(What to do) Filter the records below for the word "unserer". Copy each line that holds it.

***** Dataset content

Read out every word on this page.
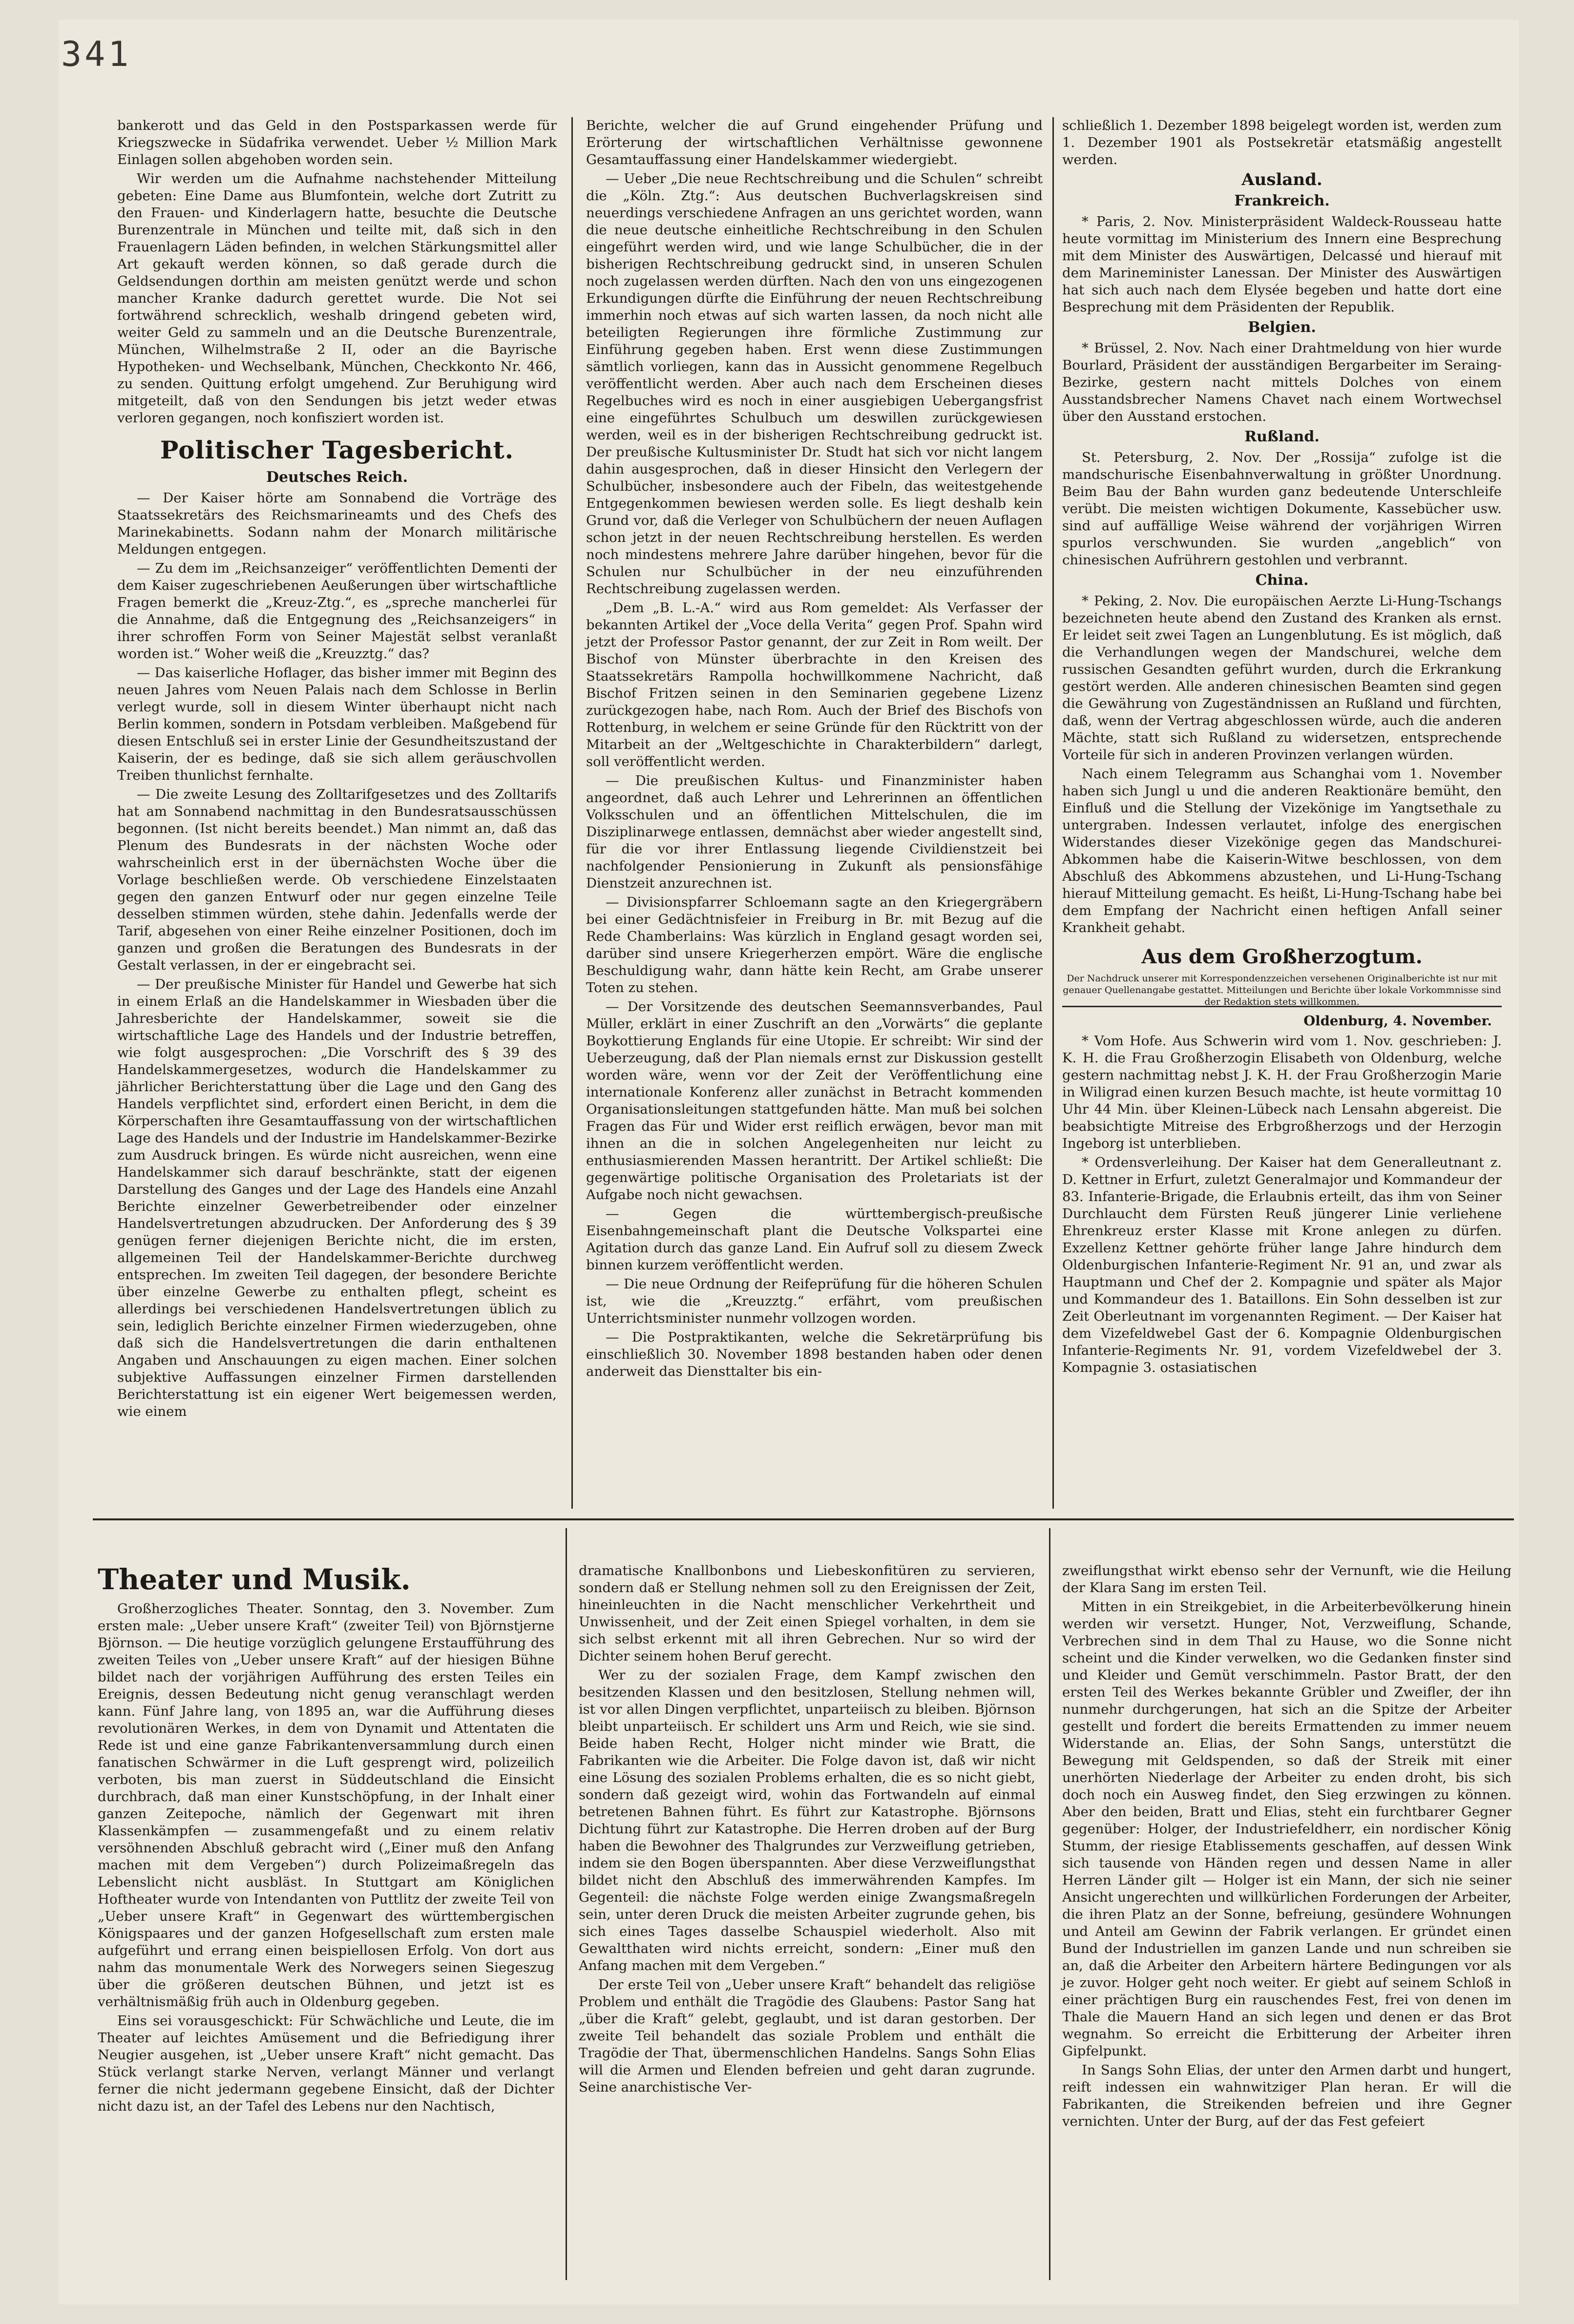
341

bankerott und das Geld in den Postsparkassen werde für Kriegszwecke in Südafrika verwendet. Ueber ½ Million Mark Einlagen sollen abgehoben worden sein.

Wir werden um die Aufnahme nachstehender Mitteilung gebeten: Eine Dame aus Blumfontein, welche dort Zutritt zu den Frauen- und Kinderlagern hatte, besuchte die Deutsche Burenzentrale in München und teilte mit, daß sich in den Frauenlagern Läden befinden, in welchen Stärkungsmittel aller Art gekauft werden können, so daß gerade durch die Geldsendungen dorthin am meisten genützt werde und schon mancher Kranke dadurch gerettet wurde. Die Not sei fortwährend schrecklich, weshalb dringend gebeten wird, weiter Geld zu sammeln und an die Deutsche Burenzentrale, München, Wilhelmstraße 2 II, oder an die Bayrische Hypotheken- und Wechselbank, München, Checkkonto Nr. 466, zu senden. Quittung erfolgt umgehend. Zur Beruhigung wird mitgeteilt, daß von den Sendungen bis jetzt weder etwas verloren gegangen, noch konfisziert worden ist.

Politischer Tagesbericht.
Deutsches Reich.

— Der Kaiser hörte am Sonnabend die Vorträge des Staatssekretärs des Reichsmarineamts und des Chefs des Marinekabinetts. Sodann nahm der Monarch militärische Meldungen entgegen.

— Zu dem im „Reichsanzeiger“ veröffentlichten Dementi der dem Kaiser zugeschriebenen Aeußerungen über wirtschaftliche Fragen bemerkt die „Kreuz-Ztg.“, es „spreche mancherlei für die Annahme, daß die Entgegnung des „Reichsanzeigers“ in ihrer schroffen Form von Seiner Majestät selbst veranlaßt worden ist.“ Woher weiß die „Kreuzztg.“ das?

— Das kaiserliche Hoflager, das bisher immer mit Beginn des neuen Jahres vom Neuen Palais nach dem Schlosse in Berlin verlegt wurde, soll in diesem Winter überhaupt nicht nach Berlin kommen, sondern in Potsdam verbleiben. Maßgebend für diesen Entschluß sei in erster Linie der Gesundheitszustand der Kaiserin, der es bedinge, daß sie sich allem geräuschvollen Treiben thunlichst fernhalte.

— Die zweite Lesung des Zolltarifgesetzes und des Zolltarifs hat am Sonnabend nachmittag in den Bundesratsausschüssen begonnen. (Ist nicht bereits beendet.) Man nimmt an, daß das Plenum des Bundesrats in der nächsten Woche oder wahrscheinlich erst in der übernächsten Woche über die Vorlage beschließen werde. Ob verschiedene Einzelstaaten gegen den ganzen Entwurf oder nur gegen einzelne Teile desselben stimmen würden, stehe dahin. Jedenfalls werde der Tarif, abgesehen von einer Reihe einzelner Positionen, doch im ganzen und großen die Beratungen des Bundesrats in der Gestalt verlassen, in der er eingebracht sei.

— Der preußische Minister für Handel und Gewerbe hat sich in einem Erlaß an die Handelskammer in Wiesbaden über die Jahresberichte der Handelskammer, soweit sie die wirtschaftliche Lage des Handels und der Industrie betreffen, wie folgt ausgesprochen: „Die Vorschrift des § 39 des Handelskammergesetzes, wodurch die Handelskammer zu jährlicher Berichterstattung über die Lage und den Gang des Handels verpflichtet sind, erfordert einen Bericht, in dem die Körperschaften ihre Gesamtauffassung von der wirtschaftlichen Lage des Handels und der Industrie im Handelskammer-Bezirke zum Ausdruck bringen. Es würde nicht ausreichen, wenn eine Handelskammer sich darauf beschränkte, statt der eigenen Darstellung des Ganges und der Lage des Handels eine Anzahl Berichte einzelner Gewerbetreibender oder einzelner Handelsvertretungen abzudrucken. Der Anforderung des § 39 genügen ferner diejenigen Berichte nicht, die im ersten, allgemeinen Teil der Handelskammer-Berichte durchweg entsprechen. Im zweiten Teil dagegen, der besondere Berichte über einzelne Gewerbe zu enthalten pflegt, scheint es allerdings bei verschiedenen Handelsvertretungen üblich zu sein, lediglich Berichte einzelner Firmen wiederzugeben, ohne daß sich die Handelsvertretungen die darin enthaltenen Angaben und Anschauungen zu eigen machen. Einer solchen subjektive Auffassungen einzelner Firmen darstellenden Berichterstattung ist ein eigener Wert beigemessen werden, wie einem

Berichte, welcher die auf Grund eingehender Prüfung und Erörterung der wirtschaftlichen Verhältnisse gewonnene Gesamtauffassung einer Handelskammer wiedergiebt.

— Ueber „Die neue Rechtschreibung und die Schulen“ schreibt die „Köln. Ztg.“: Aus deutschen Buchverlagskreisen sind neuerdings verschiedene Anfragen an uns gerichtet worden, wann die neue deutsche einheitliche Rechtschreibung in den Schulen eingeführt werden wird, und wie lange Schulbücher, die in der bisherigen Rechtschreibung gedruckt sind, in unseren Schulen noch zugelassen werden dürften. Nach den von uns eingezogenen Erkundigungen dürfte die Einführung der neuen Rechtschreibung immerhin noch etwas auf sich warten lassen, da noch nicht alle beteiligten Regierungen ihre förmliche Zustimmung zur Einführung gegeben haben. Erst wenn diese Zustimmungen sämtlich vorliegen, kann das in Aussicht genommene Regelbuch veröffentlicht werden. Aber auch nach dem Erscheinen dieses Regelbuches wird es noch in einer ausgiebigen Uebergangsfrist eine eingeführtes Schulbuch um deswillen zurückgewiesen werden, weil es in der bisherigen Rechtschreibung gedruckt ist. Der preußische Kultusminister Dr. Studt hat sich vor nicht langem dahin ausgesprochen, daß in dieser Hinsicht den Verlegern der Schulbücher, insbesondere auch der Fibeln, das weitestgehende Entgegenkommen bewiesen werden solle. Es liegt deshalb kein Grund vor, daß die Verleger von Schulbüchern der neuen Auflagen schon jetzt in der neuen Rechtschreibung herstellen. Es werden noch mindestens mehrere Jahre darüber hingehen, bevor für die Schulen nur Schulbücher in der neu einzuführenden Rechtschreibung zugelassen werden.

„Dem „B. L.-A.“ wird aus Rom gemeldet: Als Verfasser der bekannten Artikel der „Voce della Verita“ gegen Prof. Spahn wird jetzt der Professor Pastor genannt, der zur Zeit in Rom weilt. Der Bischof von Münster überbrachte in den Kreisen des Staatssekretärs Rampolla hochwillkommene Nachricht, daß Bischof Fritzen seinen in den Seminarien gegebene Lizenz zurückgezogen habe, nach Rom. Auch der Brief des Bischofs von Rottenburg, in welchem er seine Gründe für den Rücktritt von der Mitarbeit an der „Weltgeschichte in Charakterbildern“ darlegt, soll veröffentlicht werden.

— Die preußischen Kultus- und Finanzminister haben angeordnet, daß auch Lehrer und Lehrerinnen an öffentlichen Volksschulen und an öffentlichen Mittelschulen, die im Disziplinarwege entlassen, demnächst aber wieder angestellt sind, für die vor ihrer Entlassung liegende Civildienstzeit bei nachfolgender Pensionierung in Zukunft als pensionsfähige Dienstzeit anzurechnen ist.

— Divisionspfarrer Schloemann sagte an den Kriegergräbern bei einer Gedächtnisfeier in Freiburg in Br. mit Bezug auf die Rede Chamberlains: Was kürzlich in England gesagt worden sei, darüber sind unsere Kriegerherzen empört. Wäre die englische Beschuldigung wahr, dann hätte kein Recht, am Grabe unserer Toten zu stehen.

— Der Vorsitzende des deutschen Seemannsverbandes, Paul Müller, erklärt in einer Zuschrift an den „Vorwärts“ die geplante Boykottierung Englands für eine Utopie. Er schreibt: Wir sind der Ueberzeugung, daß der Plan niemals ernst zur Diskussion gestellt worden wäre, wenn vor der Zeit der Veröffentlichung eine internationale Konferenz aller zunächst in Betracht kommenden Organisationsleitungen stattgefunden hätte. Man muß bei solchen Fragen das Für und Wider erst reiflich erwägen, bevor man mit ihnen an die in solchen Angelegenheiten nur leicht zu enthusiasmierenden Massen herantritt. Der Artikel schließt: Die gegenwärtige politische Organisation des Proletariats ist der Aufgabe noch nicht gewachsen.

— Gegen die württembergisch-preußische Eisenbahngemeinschaft plant die Deutsche Volkspartei eine Agitation durch das ganze Land. Ein Aufruf soll zu diesem Zweck binnen kurzem veröffentlicht werden.

— Die neue Ordnung der Reifeprüfung für die höheren Schulen ist, wie die „Kreuzztg.“ erfährt, vom preußischen Unterrichtsminister nunmehr vollzogen worden.

— Die Postpraktikanten, welche die Sekretärprüfung bis einschließlich 30. November 1898 bestanden haben oder denen anderweit das Diensttalter bis ein-

schließlich 1. Dezember 1898 beigelegt worden ist, werden zum 1. Dezember 1901 als Postsekretär etatsmäßig angestellt werden.

Ausland.
Frankreich.

* Paris, 2. Nov. Ministerpräsident Waldeck-Rousseau hatte heute vormittag im Ministerium des Innern eine Besprechung mit dem Minister des Auswärtigen, Delcassé und hierauf mit dem Marineminister Lanessan. Der Minister des Auswärtigen hat sich auch nach dem Elysée begeben und hatte dort eine Besprechung mit dem Präsidenten der Republik.

Belgien.

* Brüssel, 2. Nov. Nach einer Drahtmeldung von hier wurde Bourlard, Präsident der ausständigen Bergarbeiter im Seraing-Bezirke, gestern nacht mittels Dolches von einem Ausstandsbrecher Namens Chavet nach einem Wortwechsel über den Ausstand erstochen.

Rußland.

St. Petersburg, 2. Nov. Der „Rossija“ zufolge ist die mandschurische Eisenbahnverwaltung in größter Unordnung. Beim Bau der Bahn wurden ganz bedeutende Unterschleife verübt. Die meisten wichtigen Dokumente, Kassebücher usw. sind auf auffällige Weise während der vorjährigen Wirren spurlos verschwunden. Sie wurden „angeblich“ von chinesischen Aufrührern gestohlen und verbrannt.

China.

* Peking, 2. Nov. Die europäischen Aerzte Li-Hung-Tschangs bezeichneten heute abend den Zustand des Kranken als ernst. Er leidet seit zwei Tagen an Lungenblutung. Es ist möglich, daß die Verhandlungen wegen der Mandschurei, welche dem russischen Gesandten geführt wurden, durch die Erkrankung gestört werden. Alle anderen chinesischen Beamten sind gegen die Gewährung von Zugeständnissen an Rußland und fürchten, daß, wenn der Vertrag abgeschlossen würde, auch die anderen Mächte, statt sich Rußland zu widersetzen, entsprechende Vorteile für sich in anderen Provinzen verlangen würden.

Nach einem Telegramm aus Schanghai vom 1. November haben sich Jungl u und die anderen Reaktionäre bemüht, den Einfluß und die Stellung der Vizekönige im Yangtsethale zu untergraben. Indessen verlautet, infolge des energischen Widerstandes dieser Vizekönige gegen das Mandschurei-Abkommen habe die Kaiserin-Witwe beschlossen, von dem Abschluß des Abkommens abzustehen, und Li-Hung-Tschang hierauf Mitteilung gemacht. Es heißt, Li-Hung-Tschang habe bei dem Empfang der Nachricht einen heftigen Anfall seiner Krankheit gehabt.

Aus dem Großherzogtum.
Der Nachdruck unserer mit Korrespondenzzeichen versehenen Originalberichte ist nur mit genauer Quellenangabe gestattet. Mitteilungen und Berichte über lokale Vorkommnisse sind der Redaktion stets willkommen.
Oldenburg, 4. November.

* Vom Hofe. Aus Schwerin wird vom 1. Nov. geschrieben: J. K. H. die Frau Großherzogin Elisabeth von Oldenburg, welche gestern nachmittag nebst J. K. H. der Frau Großherzogin Marie in Wiligrad einen kurzen Besuch machte, ist heute vormittag 10 Uhr 44 Min. über Kleinen-Lübeck nach Lensahn abgereist. Die beabsichtigte Mitreise des Erbgroßherzogs und der Herzogin Ingeborg ist unterblieben.

* Ordensverleihung. Der Kaiser hat dem Generalleutnant z. D. Kettner in Erfurt, zuletzt Generalmajor und Kommandeur der 83. Infanterie-Brigade, die Erlaubnis erteilt, das ihm von Seiner Durchlaucht dem Fürsten Reuß jüngerer Linie verliehene Ehrenkreuz erster Klasse mit Krone anlegen zu dürfen. Exzellenz Kettner gehörte früher lange Jahre hindurch dem Oldenburgischen Infanterie-Regiment Nr. 91 an, und zwar als Hauptmann und Chef der 2. Kompagnie und später als Major und Kommandeur des 1. Bataillons. Ein Sohn desselben ist zur Zeit Oberleutnant im vorgenannten Regiment. — Der Kaiser hat dem Vizefeldwebel Gast der 6. Kompagnie Oldenburgischen Infanterie-Regiments Nr. 91, vordem Vizefeldwebel der 3. Kompagnie 3. ostasiatischen

Theater und Musik.

Großherzogliches Theater. Sonntag, den 3. November. Zum ersten male: „Ueber unsere Kraft“ (zweiter Teil) von Björnstjerne Björnson. — Die heutige vorzüglich gelungene Erstaufführung des zweiten Teiles von „Ueber unsere Kraft“ auf der hiesigen Bühne bildet nach der vorjährigen Aufführung des ersten Teiles ein Ereignis, dessen Bedeutung nicht genug veranschlagt werden kann. Fünf Jahre lang, von 1895 an, war die Aufführung dieses revolutionären Werkes, in dem von Dynamit und Attentaten die Rede ist und eine ganze Fabrikantenversammlung durch einen fanatischen Schwärmer in die Luft gesprengt wird, polizeilich verboten, bis man zuerst in Süddeutschland die Einsicht durchbrach, daß man einer Kunstschöpfung, in der Inhalt einer ganzen Zeitepoche, nämlich der Gegenwart mit ihren Klassenkämpfen — zusammengefaßt und zu einem relativ versöhnenden Abschluß gebracht wird („Einer muß den Anfang machen mit dem Vergeben“) durch Polizeimaßregeln das Lebenslicht nicht ausbläst. In Stuttgart am Königlichen Hoftheater wurde von Intendanten von Puttlitz der zweite Teil von „Ueber unsere Kraft“ in Gegenwart des württembergischen Königspaares und der ganzen Hofgesellschaft zum ersten male aufgeführt und errang einen beispiellosen Erfolg. Von dort aus nahm das monumentale Werk des Norwegers seinen Siegeszug über die größeren deutschen Bühnen, und jetzt ist es verhältnismäßig früh auch in Oldenburg gegeben.

Eins sei vorausgeschickt: Für Schwächliche und Leute, die im Theater auf leichtes Amüsement und die Befriedigung ihrer Neugier ausgehen, ist „Ueber unsere Kraft“ nicht gemacht. Das Stück verlangt starke Nerven, verlangt Männer und verlangt ferner die nicht jedermann gegebene Einsicht, daß der Dichter nicht dazu ist, an der Tafel des Lebens nur den Nachtisch,

dramatische Knallbonbons und Liebeskonfitüren zu servieren, sondern daß er Stellung nehmen soll zu den Ereignissen der Zeit, hineinleuchten in die Nacht menschlicher Verkehrtheit und Unwissenheit, und der Zeit einen Spiegel vorhalten, in dem sie sich selbst erkennt mit all ihren Gebrechen. Nur so wird der Dichter seinem hohen Beruf gerecht.

Wer zu der sozialen Frage, dem Kampf zwischen den besitzenden Klassen und den besitzlosen, Stellung nehmen will, ist vor allen Dingen verpflichtet, unparteiisch zu bleiben. Björnson bleibt unparteiisch. Er schildert uns Arm und Reich, wie sie sind. Beide haben Recht, Holger nicht minder wie Bratt, die Fabrikanten wie die Arbeiter. Die Folge davon ist, daß wir nicht eine Lösung des sozialen Problems erhalten, die es so nicht giebt, sondern daß gezeigt wird, wohin das Fortwandeln auf einmal betretenen Bahnen führt. Es führt zur Katastrophe. Björnsons Dichtung führt zur Katastrophe. Die Herren droben auf der Burg haben die Bewohner des Thalgrundes zur Verzweiflung getrieben, indem sie den Bogen überspannten. Aber diese Verzweiflungsthat bildet nicht den Abschluß des immerwährenden Kampfes. Im Gegenteil: die nächste Folge werden einige Zwangsmaßregeln sein, unter deren Druck die meisten Arbeiter zugrunde gehen, bis sich eines Tages dasselbe Schauspiel wiederholt. Also mit Gewaltthaten wird nichts erreicht, sondern: „Einer muß den Anfang machen mit dem Vergeben.“

Der erste Teil von „Ueber unsere Kraft“ behandelt das religiöse Problem und enthält die Tragödie des Glaubens: Pastor Sang hat „über die Kraft“ gelebt, geglaubt, und ist daran gestorben. Der zweite Teil behandelt das soziale Problem und enthält die Tragödie der That, übermenschlichen Handelns. Sangs Sohn Elias will die Armen und Elenden befreien und geht daran zugrunde. Seine anarchistische Ver-

zweiflungsthat wirkt ebenso sehr der Vernunft, wie die Heilung der Klara Sang im ersten Teil.

Mitten in ein Streikgebiet, in die Arbeiterbevölkerung hinein werden wir versetzt. Hunger, Not, Verzweiflung, Schande, Verbrechen sind in dem Thal zu Hause, wo die Sonne nicht scheint und die Kinder verwelken, wo die Gedanken finster sind und Kleider und Gemüt verschimmeln. Pastor Bratt, der den ersten Teil des Werkes bekannte Grübler und Zweifler, der ihn nunmehr durchgerungen, hat sich an die Spitze der Arbeiter gestellt und fordert die bereits Ermattenden zu immer neuem Widerstande an. Elias, der Sohn Sangs, unterstützt die Bewegung mit Geldspenden, so daß der Streik mit einer unerhörten Niederlage der Arbeiter zu enden droht, bis sich doch noch ein Ausweg findet, den Sieg erzwingen zu können. Aber den beiden, Bratt und Elias, steht ein furchtbarer Gegner gegenüber: Holger, der Industriefeldherr, ein nordischer König Stumm, der riesige Etablissements geschaffen, auf dessen Wink sich tausende von Händen regen und dessen Name in aller Herren Länder gilt — Holger ist ein Mann, der sich nie seiner Ansicht ungerechten und willkürlichen Forderungen der Arbeiter, die ihren Platz an der Sonne, befreiung, gesündere Wohnungen und Anteil am Gewinn der Fabrik verlangen. Er gründet einen Bund der Industriellen im ganzen Lande und nun schreiben sie an, daß die Arbeiter den Arbeitern härtere Bedingungen vor als je zuvor. Holger geht noch weiter. Er giebt auf seinem Schloß in einer prächtigen Burg ein rauschendes Fest, frei von denen im Thale die Mauern Hand an sich legen und denen er das Brot wegnahm. So erreicht die Erbitterung der Arbeiter ihren Gipfelpunkt.

In Sangs Sohn Elias, der unter den Armen darbt und hungert, reift indessen ein wahnwitziger Plan heran. Er will die Fabrikanten, die Streikenden befreien und ihre Gegner vernichten. Unter der Burg, auf der das Fest gefeiert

**********

(Response to the exercise)
— Divisionspfarrer Schloemann sagte an den Kriegergräbern bei einer Gedächtnisfeier in Freiburg in Br. mit Bezug auf die Rede Chamberlains: Was kürzlich in England gesagt worden sei, darüber sind unsere Kriegerherzen empört. Wäre die englische Beschuldigung wahr, dann hätte kein Recht, am Grabe unserer Toten zu stehen.
Der Nachdruck unserer mit Korrespondenzzeichen versehenen Originalberichte ist nur mit genauer Quellenangabe gestattet. Mitteilungen und Berichte über lokale Vorkommnisse sind der Redaktion stets willkommen.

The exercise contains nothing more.